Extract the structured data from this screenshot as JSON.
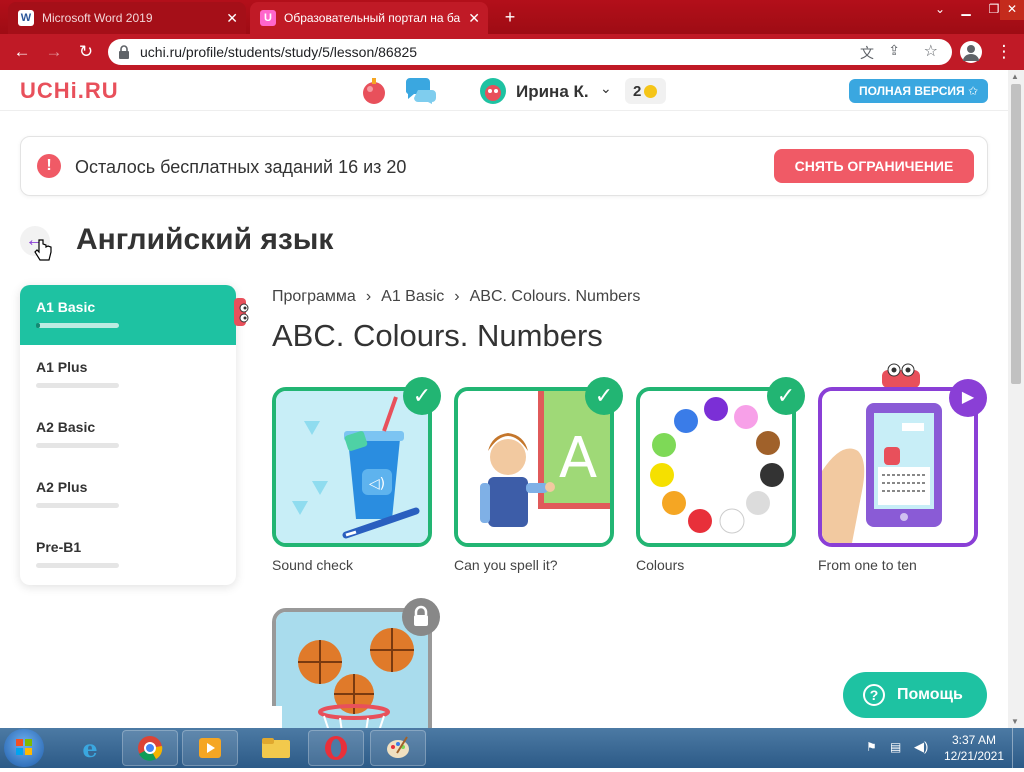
{
  "browser": {
    "tabs": [
      {
        "title": "Microsoft Word 2019",
        "favicon": "W"
      },
      {
        "title": "Образовательный портал на ба",
        "favicon": "U"
      }
    ],
    "url": "uchi.ru/profile/students/study/5/lesson/86825"
  },
  "header": {
    "logo": "UCHi.RU",
    "user_name": "Ирина К.",
    "coins": "2",
    "full_version": "ПОЛНАЯ ВЕРСИЯ ✩"
  },
  "banner": {
    "text": "Осталось бесплатных заданий 16 из 20",
    "button": "СНЯТЬ ОГРАНИЧЕНИЕ"
  },
  "subject_title": "Английский язык",
  "levels": [
    {
      "label": "A1 Basic",
      "active": true,
      "progress": 0.02
    },
    {
      "label": "A1 Plus",
      "active": false,
      "progress": 0
    },
    {
      "label": "A2 Basic",
      "active": false,
      "progress": 0
    },
    {
      "label": "A2 Plus",
      "active": false,
      "progress": 0
    },
    {
      "label": "Pre-B1",
      "active": false,
      "progress": 0
    }
  ],
  "breadcrumb": [
    "Программа",
    "A1 Basic",
    "ABC. Colours. Numbers"
  ],
  "breadcrumb_sep": "›",
  "lesson_title": "ABC. Colours. Numbers",
  "lessons": [
    {
      "caption": "Sound check",
      "status": "completed"
    },
    {
      "caption": "Can you spell it?",
      "status": "completed"
    },
    {
      "caption": "Colours",
      "status": "completed"
    },
    {
      "caption": "From one to ten",
      "status": "current"
    },
    {
      "caption": "",
      "status": "locked"
    }
  ],
  "colours": {
    "accent": "#1ec2a2",
    "brand": "#e8505b",
    "completed": "#22b573",
    "current": "#8a3fd6",
    "locked": "#999999"
  },
  "help_button": "Помощь",
  "taskbar": {
    "time": "3:37 AM",
    "date": "12/21/2021"
  }
}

=== BRIEF ===
Look through the entries above for the word "Basic". Copy every line where it shows up.

=== REPLY TO THE EXERCISE ===
      "label": "A1 Basic",
      "label": "A2 Basic",
    "A1 Basic",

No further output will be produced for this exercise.